▸ **Problem to solve**
Take each line containing "What" and report it exactly as written.

Saved entries:
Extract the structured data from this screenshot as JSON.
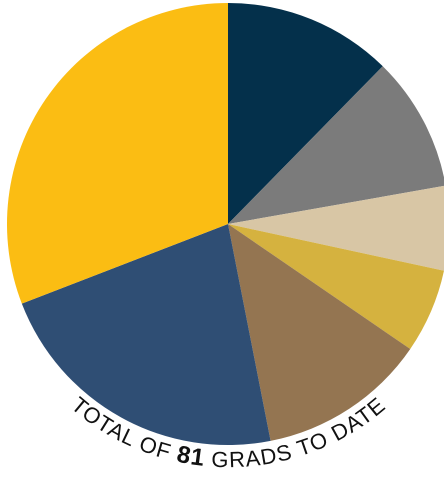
{
  "chart_data": {
    "type": "pie",
    "title": "",
    "caption": {
      "prefix": "TOTAL OF ",
      "number": "81",
      "suffix": " GRADS TO DATE"
    },
    "slices": [
      {
        "value": 10,
        "color": "#04304b"
      },
      {
        "value": 8,
        "color": "#7b7b7b"
      },
      {
        "value": 5,
        "color": "#d8c6a5"
      },
      {
        "value": 5,
        "color": "#d5b23f"
      },
      {
        "value": 10,
        "color": "#947551"
      },
      {
        "value": 18,
        "color": "#2f4e74"
      },
      {
        "value": 25,
        "color": "#fbbd13"
      }
    ]
  }
}
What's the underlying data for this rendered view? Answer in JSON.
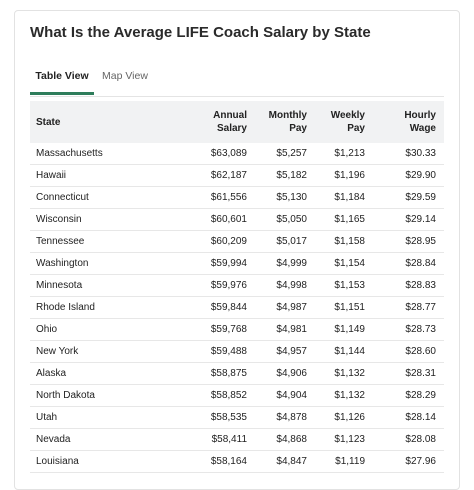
{
  "header": {
    "title": "What Is the Average LIFE Coach Salary by State"
  },
  "tabs": [
    "Table View",
    "Map View"
  ],
  "table": {
    "columns": [
      [
        "State"
      ],
      [
        "Annual",
        "Salary"
      ],
      [
        "Monthly",
        "Pay"
      ],
      [
        "Weekly",
        "Pay"
      ],
      [
        "Hourly",
        "Wage"
      ]
    ],
    "rows": [
      [
        "Massachusetts",
        "$63,089",
        "$5,257",
        "$1,213",
        "$30.33"
      ],
      [
        "Hawaii",
        "$62,187",
        "$5,182",
        "$1,196",
        "$29.90"
      ],
      [
        "Connecticut",
        "$61,556",
        "$5,130",
        "$1,184",
        "$29.59"
      ],
      [
        "Wisconsin",
        "$60,601",
        "$5,050",
        "$1,165",
        "$29.14"
      ],
      [
        "Tennessee",
        "$60,209",
        "$5,017",
        "$1,158",
        "$28.95"
      ],
      [
        "Washington",
        "$59,994",
        "$4,999",
        "$1,154",
        "$28.84"
      ],
      [
        "Minnesota",
        "$59,976",
        "$4,998",
        "$1,153",
        "$28.83"
      ],
      [
        "Rhode Island",
        "$59,844",
        "$4,987",
        "$1,151",
        "$28.77"
      ],
      [
        "Ohio",
        "$59,768",
        "$4,981",
        "$1,149",
        "$28.73"
      ],
      [
        "New York",
        "$59,488",
        "$4,957",
        "$1,144",
        "$28.60"
      ],
      [
        "Alaska",
        "$58,875",
        "$4,906",
        "$1,132",
        "$28.31"
      ],
      [
        "North Dakota",
        "$58,852",
        "$4,904",
        "$1,132",
        "$28.29"
      ],
      [
        "Utah",
        "$58,535",
        "$4,878",
        "$1,126",
        "$28.14"
      ],
      [
        "Nevada",
        "$58,411",
        "$4,868",
        "$1,123",
        "$28.08"
      ],
      [
        "Louisiana",
        "$58,164",
        "$4,847",
        "$1,119",
        "$27.96"
      ]
    ]
  }
}
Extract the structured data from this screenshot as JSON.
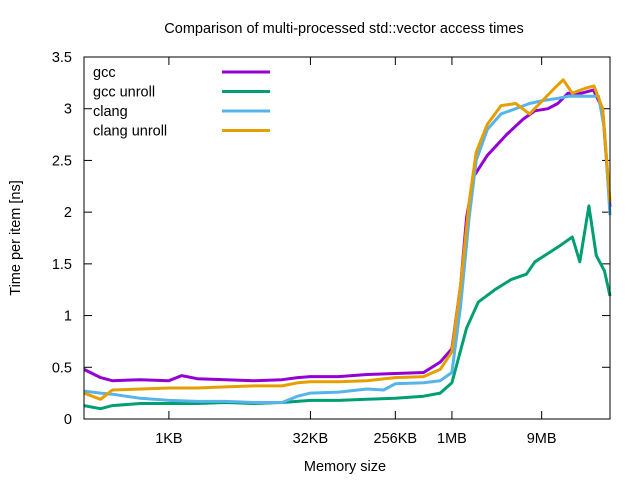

▸ **Exercise response**
What's the underlying data for this rendered view? Answer in JSON.
    "title": "What Is the Average LIFE Coach Salary by State"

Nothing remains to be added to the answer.